• [Given task] Will you write out all the entries below exactly?

• [Available data]
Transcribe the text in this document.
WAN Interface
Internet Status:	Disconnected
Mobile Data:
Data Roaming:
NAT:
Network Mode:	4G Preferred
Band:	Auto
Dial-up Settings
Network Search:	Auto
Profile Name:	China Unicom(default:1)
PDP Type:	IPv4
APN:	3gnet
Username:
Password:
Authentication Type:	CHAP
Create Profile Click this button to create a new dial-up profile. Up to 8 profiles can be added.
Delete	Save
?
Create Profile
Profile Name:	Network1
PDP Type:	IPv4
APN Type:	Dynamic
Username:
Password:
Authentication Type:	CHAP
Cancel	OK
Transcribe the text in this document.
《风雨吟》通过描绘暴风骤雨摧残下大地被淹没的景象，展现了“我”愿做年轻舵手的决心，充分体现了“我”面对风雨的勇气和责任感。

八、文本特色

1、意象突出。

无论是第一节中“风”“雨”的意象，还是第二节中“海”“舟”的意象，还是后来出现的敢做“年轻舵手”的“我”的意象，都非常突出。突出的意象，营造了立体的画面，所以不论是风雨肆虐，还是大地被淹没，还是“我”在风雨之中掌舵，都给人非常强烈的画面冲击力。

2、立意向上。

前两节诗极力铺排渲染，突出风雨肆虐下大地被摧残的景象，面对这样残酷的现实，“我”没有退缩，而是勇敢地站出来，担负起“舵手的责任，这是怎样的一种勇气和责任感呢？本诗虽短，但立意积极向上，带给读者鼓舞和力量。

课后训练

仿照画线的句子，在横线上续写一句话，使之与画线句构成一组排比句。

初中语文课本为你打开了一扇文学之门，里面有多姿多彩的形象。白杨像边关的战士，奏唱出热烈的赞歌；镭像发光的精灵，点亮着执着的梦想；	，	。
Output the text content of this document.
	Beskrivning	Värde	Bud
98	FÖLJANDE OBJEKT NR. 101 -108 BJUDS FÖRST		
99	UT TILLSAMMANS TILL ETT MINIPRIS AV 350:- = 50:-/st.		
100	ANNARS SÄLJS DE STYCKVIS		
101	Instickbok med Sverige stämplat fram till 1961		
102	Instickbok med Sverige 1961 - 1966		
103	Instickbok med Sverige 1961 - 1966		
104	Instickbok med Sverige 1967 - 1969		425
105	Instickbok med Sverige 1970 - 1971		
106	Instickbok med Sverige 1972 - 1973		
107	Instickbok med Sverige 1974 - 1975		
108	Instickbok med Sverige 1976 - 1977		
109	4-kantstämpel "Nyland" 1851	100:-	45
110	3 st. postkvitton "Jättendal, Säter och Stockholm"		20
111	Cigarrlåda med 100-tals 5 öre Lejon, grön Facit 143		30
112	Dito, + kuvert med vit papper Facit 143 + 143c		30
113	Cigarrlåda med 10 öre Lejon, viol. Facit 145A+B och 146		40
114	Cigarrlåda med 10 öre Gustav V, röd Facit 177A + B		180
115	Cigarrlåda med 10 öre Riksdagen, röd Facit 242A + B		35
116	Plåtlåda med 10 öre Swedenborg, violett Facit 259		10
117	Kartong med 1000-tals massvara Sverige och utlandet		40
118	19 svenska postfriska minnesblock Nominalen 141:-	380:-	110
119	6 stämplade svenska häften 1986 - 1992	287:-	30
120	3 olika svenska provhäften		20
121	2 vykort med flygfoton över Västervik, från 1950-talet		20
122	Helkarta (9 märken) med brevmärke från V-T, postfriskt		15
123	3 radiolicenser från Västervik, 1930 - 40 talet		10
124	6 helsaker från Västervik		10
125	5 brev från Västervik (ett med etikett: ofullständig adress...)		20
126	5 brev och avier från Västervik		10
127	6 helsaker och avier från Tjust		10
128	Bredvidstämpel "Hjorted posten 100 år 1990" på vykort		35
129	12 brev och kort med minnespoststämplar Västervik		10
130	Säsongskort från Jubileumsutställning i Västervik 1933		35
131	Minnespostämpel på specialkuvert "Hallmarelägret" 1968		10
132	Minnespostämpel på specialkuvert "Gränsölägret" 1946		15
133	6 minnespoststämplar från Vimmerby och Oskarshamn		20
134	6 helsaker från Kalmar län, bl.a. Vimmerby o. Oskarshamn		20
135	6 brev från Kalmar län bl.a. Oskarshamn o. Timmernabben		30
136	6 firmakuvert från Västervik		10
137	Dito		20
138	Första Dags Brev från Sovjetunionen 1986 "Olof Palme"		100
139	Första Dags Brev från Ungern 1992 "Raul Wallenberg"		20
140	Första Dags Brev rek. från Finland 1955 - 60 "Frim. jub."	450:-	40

• [Exercise answer]
Transcribe the text in this document.
WAN Interface
Internet Status:	Disconnected
Mobile Data:
Data Roaming:
NAT:
Network Mode:	4G Preferred
Band:	Auto
Dial-up Settings
Network Search:	Auto
Profile Name:	China Unicom(default:1)
PDP Type:	IPv4
APN:	3gnet
Username:
Password:
Authentication Type:	CHAP
Create Profile Click this button to create a new dial-up profile. Up to 8 profiles can be added.
Delete	Save
?
Create Profile
Profile Name:	Network1
PDP Type:	IPv4
APN Type:	Dynamic
Username:
Password:
Authentication Type:	CHAP
Cancel	OK
Transcribe the text in this document.
《风雨吟》通过描绘暴风骤雨摧残下大地被淹没的景象，展现了“我”愿做年轻舵手的决心，充分体现了“我”面对风雨的勇气和责任感。

八、文本特色

1、意象突出。

无论是第一节中“风”“雨”的意象，还是第二节中“海”“舟”的意象，还是后来出现的敢做“年轻舵手”的“我”的意象，都非常突出。突出的意象，营造了立体的画面，所以不论是风雨肆虐，还是大地被淹没，还是“我”在风雨之中掌舵，都给人非常强烈的画面冲击力。

2、立意向上。

前两节诗极力铺排渲染，突出风雨肆虐下大地被摧残的景象，面对这样残酷的现实，“我”没有退缩，而是勇敢地站出来，担负起“舵手的责任，这是怎样的一种勇气和责任感呢？本诗虽短，但立意积极向上，带给读者鼓舞和力量。

课后训练

仿照画线的句子，在横线上续写一句话，使之与画线句构成一组排比句。

初中语文课本为你打开了一扇文学之门，里面有多姿多彩的形象。白杨像边关的战士，奏唱出热烈的赞歌；镭像发光的精灵，点亮着执着的梦想；	，	。
Output the text content of this document.
	Beskrivning	Värde	Bud
98	FÖLJANDE OBJEKT NR. 101 -108 BJUDS FÖRST		
99	UT TILLSAMMANS TILL ETT MINIPRIS AV 350:- = 50:-/st.		
100	ANNARS SÄLJS DE STYCKVIS		
101	Instickbok med Sverige stämplat fram till 1961		
102	Instickbok med Sverige 1961 - 1966		
103	Instickbok med Sverige 1961 - 1966		
104	Instickbok med Sverige 1967 - 1969		425
105	Instickbok med Sverige 1970 - 1971		
106	Instickbok med Sverige 1972 - 1973		
107	Instickbok med Sverige 1974 - 1975		
108	Instickbok med Sverige 1976 - 1977		
109	4-kantstämpel "Nyland" 1851	100:-	45
110	3 st. postkvitton "Jättendal, Säter och Stockholm"		20
111	Cigarrlåda med 100-tals 5 öre Lejon, grön Facit 143		30
112	Dito, + kuvert med vit papper Facit 143 + 143c		30
113	Cigarrlåda med 10 öre Lejon, viol. Facit 145A+B och 146		40
114	Cigarrlåda med 10 öre Gustav V, röd Facit 177A + B		180
115	Cigarrlåda med 10 öre Riksdagen, röd Facit 242A + B		35
116	Plåtlåda med 10 öre Swedenborg, violett Facit 259		10
117	Kartong med 1000-tals massvara Sverige och utlandet		40
118	19 svenska postfriska minnesblock Nominalen 141:-	380:-	110
119	6 stämplade svenska häften 1986 - 1992	287:-	30
120	3 olika svenska provhäften		20
121	2 vykort med flygfoton över Västervik, från 1950-talet		20
122	Helkarta (9 märken) med brevmärke från V-T, postfriskt		15
123	3 radiolicenser från Västervik, 1930 - 40 talet		10
124	6 helsaker från Västervik		10
125	5 brev från Västervik (ett med etikett: ofullständig adress...)		20
126	5 brev och avier från Västervik		10
127	6 helsaker och avier från Tjust		10
128	Bredvidstämpel "Hjorted posten 100 år 1990" på vykort		35
129	12 brev och kort med minnespoststämplar Västervik		10
130	Säsongskort från Jubileumsutställning i Västervik 1933		35
131	Minnespostämpel på specialkuvert "Hallmarelägret" 1968		10
132	Minnespostämpel på specialkuvert "Gränsölägret" 1946		15
133	6 minnespoststämplar från Vimmerby och Oskarshamn		20
134	6 helsaker från Kalmar län, bl.a. Vimmerby o. Oskarshamn		20
135	6 brev från Kalmar län bl.a. Oskarshamn o. Timmernabben		30
136	6 firmakuvert från Västervik		10
137	Dito		20
138	Första Dags Brev från Sovjetunionen 1986 "Olof Palme"		100
139	Första Dags Brev från Ungern 1992 "Raul Wallenberg"		20
140	Första Dags Brev rek. från Finland 1955 - 60 "Frim. jub."	450:-	40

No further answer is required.